(Figure dataset records)
_ _ _ _ _

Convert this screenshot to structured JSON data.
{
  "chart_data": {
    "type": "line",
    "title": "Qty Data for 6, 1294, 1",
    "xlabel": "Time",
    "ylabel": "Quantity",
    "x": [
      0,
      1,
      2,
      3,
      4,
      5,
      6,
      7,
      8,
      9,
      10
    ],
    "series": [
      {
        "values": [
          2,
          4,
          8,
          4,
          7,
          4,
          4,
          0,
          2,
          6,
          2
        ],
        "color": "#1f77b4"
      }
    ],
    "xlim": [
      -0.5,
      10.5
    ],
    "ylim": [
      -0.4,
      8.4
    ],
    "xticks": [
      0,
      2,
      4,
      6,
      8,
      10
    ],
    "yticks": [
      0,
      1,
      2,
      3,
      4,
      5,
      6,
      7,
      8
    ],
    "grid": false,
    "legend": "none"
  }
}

_ _ _ _ _

■ Problem ■
All the data must be duplicated exactly, with nothing added or removed.

■ Answer to this exercise ■
Convert this screenshot to structured JSON data.
{
  "chart_data": {
    "type": "line",
    "title": "Qty Data for 6, 1294, 1",
    "xlabel": "Time",
    "ylabel": "Quantity",
    "x": [
      0,
      1,
      2,
      3,
      4,
      5,
      6,
      7,
      8,
      9,
      10
    ],
    "series": [
      {
        "values": [
          2,
          4,
          8,
          4,
          7,
          4,
          4,
          0,
          2,
          6,
          2
        ],
        "color": "#1f77b4"
      }
    ],
    "xlim": [
      -0.5,
      10.5
    ],
    "ylim": [
      -0.4,
      8.4
    ],
    "xticks": [
      0,
      2,
      4,
      6,
      8,
      10
    ],
    "yticks": [
      0,
      1,
      2,
      3,
      4,
      5,
      6,
      7,
      8
    ],
    "grid": false,
    "legend": "none"
  }
}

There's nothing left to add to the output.